### Source extract:
Entertainment or Empathy - What do People Really Want From VR?
Now the major players in the industry have brought out their headsets, we’ve never had such a widely-available opportunity to explore the possibilities of Virtual Reality technology. However, despite the myriad of content options out there, some reports have already stated that current users are more interested in enjoying the familiar than exploring the unknown, with many using HMDs to watch 2D films.
China’s low-cost headsets, designed to enhance the viewing of 2D film and TV, has been cited as a forerunner to this consumer interest, and the “cinematic mode” of Sony’s PSVR headset is being prominently mentioned in their advertising.
Figuring out what people want in regards to VR content is crucial if the industry is doing to succeed. So what do people really want from Virtual Reality?
VR and entertainment
Virtual Reality is a medium which arguably has no fixed purpose; it’s designed to give its users complete interactivity and “total immersion” in a digital scenario, but beyond that, applications are completely open to interpretation. The only limit is your imagination. The entertainment industry has been quick to embrace some elements of Virtual Reality; the first of six IMAX VR hubs are opening in the UK, while Qantas airlines trialled VR inflight entertainment as far back as January 2015.

### Provided data:
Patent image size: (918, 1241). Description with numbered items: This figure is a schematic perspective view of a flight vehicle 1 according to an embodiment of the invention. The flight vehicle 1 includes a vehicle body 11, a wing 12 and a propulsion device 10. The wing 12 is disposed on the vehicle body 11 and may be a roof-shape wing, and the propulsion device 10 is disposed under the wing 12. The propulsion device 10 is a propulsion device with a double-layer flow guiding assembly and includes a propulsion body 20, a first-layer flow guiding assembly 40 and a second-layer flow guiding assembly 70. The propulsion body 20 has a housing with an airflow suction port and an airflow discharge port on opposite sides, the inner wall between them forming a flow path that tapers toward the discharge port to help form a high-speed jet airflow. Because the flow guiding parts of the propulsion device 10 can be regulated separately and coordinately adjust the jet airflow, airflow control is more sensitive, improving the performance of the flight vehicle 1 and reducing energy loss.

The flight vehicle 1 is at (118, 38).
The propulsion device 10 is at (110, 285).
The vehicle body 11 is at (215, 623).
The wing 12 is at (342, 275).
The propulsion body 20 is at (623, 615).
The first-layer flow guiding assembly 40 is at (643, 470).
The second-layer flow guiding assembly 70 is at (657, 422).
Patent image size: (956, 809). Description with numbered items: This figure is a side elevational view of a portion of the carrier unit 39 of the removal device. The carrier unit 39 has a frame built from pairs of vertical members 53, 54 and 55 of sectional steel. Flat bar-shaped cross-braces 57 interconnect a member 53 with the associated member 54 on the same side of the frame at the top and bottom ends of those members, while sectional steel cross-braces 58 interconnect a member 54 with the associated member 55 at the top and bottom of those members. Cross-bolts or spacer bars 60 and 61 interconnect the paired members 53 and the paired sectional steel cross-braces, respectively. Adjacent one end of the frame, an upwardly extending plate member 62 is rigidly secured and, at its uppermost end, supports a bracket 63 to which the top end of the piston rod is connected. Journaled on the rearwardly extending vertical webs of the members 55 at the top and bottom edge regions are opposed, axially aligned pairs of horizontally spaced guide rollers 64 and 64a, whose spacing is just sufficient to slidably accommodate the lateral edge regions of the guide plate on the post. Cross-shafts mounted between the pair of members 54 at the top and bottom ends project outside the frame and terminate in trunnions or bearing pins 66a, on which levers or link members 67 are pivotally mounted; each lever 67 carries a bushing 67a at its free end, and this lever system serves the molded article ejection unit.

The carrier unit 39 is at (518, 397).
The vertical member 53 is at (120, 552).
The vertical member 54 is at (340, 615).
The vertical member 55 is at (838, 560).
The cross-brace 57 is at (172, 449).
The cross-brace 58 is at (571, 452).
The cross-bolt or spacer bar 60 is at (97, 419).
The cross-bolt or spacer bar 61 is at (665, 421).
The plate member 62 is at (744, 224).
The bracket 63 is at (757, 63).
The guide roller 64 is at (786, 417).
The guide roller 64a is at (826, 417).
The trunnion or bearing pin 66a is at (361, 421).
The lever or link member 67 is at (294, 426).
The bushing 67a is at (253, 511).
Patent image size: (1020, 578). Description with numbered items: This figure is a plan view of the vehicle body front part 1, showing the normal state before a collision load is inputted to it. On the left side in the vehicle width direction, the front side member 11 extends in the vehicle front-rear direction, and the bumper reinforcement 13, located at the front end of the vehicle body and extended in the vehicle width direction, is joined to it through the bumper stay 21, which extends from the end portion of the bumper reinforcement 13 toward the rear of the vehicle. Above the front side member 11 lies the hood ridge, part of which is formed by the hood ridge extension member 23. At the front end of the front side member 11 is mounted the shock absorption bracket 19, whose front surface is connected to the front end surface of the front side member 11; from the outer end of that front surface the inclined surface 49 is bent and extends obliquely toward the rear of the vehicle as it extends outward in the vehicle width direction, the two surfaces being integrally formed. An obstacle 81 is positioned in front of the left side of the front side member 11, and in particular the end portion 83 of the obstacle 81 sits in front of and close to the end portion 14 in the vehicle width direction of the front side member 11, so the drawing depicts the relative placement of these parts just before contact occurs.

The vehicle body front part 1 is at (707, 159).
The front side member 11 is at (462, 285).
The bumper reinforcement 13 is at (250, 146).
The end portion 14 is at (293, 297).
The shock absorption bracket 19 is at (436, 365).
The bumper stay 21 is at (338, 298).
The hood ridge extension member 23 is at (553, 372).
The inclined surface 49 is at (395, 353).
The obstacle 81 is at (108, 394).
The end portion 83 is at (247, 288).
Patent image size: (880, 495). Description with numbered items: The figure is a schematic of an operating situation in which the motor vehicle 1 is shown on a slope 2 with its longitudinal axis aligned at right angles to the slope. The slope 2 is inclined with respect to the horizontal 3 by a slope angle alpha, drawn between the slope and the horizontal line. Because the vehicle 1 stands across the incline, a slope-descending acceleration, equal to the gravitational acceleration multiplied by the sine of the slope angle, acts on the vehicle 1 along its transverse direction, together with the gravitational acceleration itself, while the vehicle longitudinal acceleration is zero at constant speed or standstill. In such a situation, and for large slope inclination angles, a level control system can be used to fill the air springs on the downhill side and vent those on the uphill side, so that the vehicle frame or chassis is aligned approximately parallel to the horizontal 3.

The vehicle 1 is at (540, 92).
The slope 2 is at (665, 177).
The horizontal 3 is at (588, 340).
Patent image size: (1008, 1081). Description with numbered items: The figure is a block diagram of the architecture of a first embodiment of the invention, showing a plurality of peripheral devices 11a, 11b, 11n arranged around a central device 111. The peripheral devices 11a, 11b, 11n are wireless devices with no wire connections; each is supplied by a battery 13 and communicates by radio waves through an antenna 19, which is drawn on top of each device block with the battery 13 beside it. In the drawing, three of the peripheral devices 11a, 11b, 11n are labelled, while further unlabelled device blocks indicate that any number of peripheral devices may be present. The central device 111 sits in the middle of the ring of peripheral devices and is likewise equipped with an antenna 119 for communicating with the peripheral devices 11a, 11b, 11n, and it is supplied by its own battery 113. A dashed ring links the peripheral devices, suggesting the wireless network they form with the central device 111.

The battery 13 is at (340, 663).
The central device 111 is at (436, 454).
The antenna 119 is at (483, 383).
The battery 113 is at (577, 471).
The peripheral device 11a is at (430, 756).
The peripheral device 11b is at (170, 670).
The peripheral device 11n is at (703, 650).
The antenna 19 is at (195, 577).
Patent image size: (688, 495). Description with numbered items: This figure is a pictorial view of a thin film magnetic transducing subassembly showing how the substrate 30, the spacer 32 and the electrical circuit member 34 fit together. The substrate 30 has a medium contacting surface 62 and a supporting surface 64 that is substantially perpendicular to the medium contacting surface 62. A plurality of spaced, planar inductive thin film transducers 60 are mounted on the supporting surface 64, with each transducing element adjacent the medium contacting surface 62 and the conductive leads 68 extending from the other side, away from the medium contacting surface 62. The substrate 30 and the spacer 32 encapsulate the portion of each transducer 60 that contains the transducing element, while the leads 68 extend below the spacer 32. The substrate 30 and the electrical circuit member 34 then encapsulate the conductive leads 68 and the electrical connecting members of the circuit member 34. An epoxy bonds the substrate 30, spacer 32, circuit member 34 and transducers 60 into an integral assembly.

### What is expected:
Edit the passage of the VR article starting at "Figuring out what" and ending at "from Virtual Reality?" so that "crucial" becomes "essential", and give the revised passage.

### Response:
Figuring out what people want in regards to VR content is essential if the industry is doing to succeed. So what do people really want from Virtual Reality?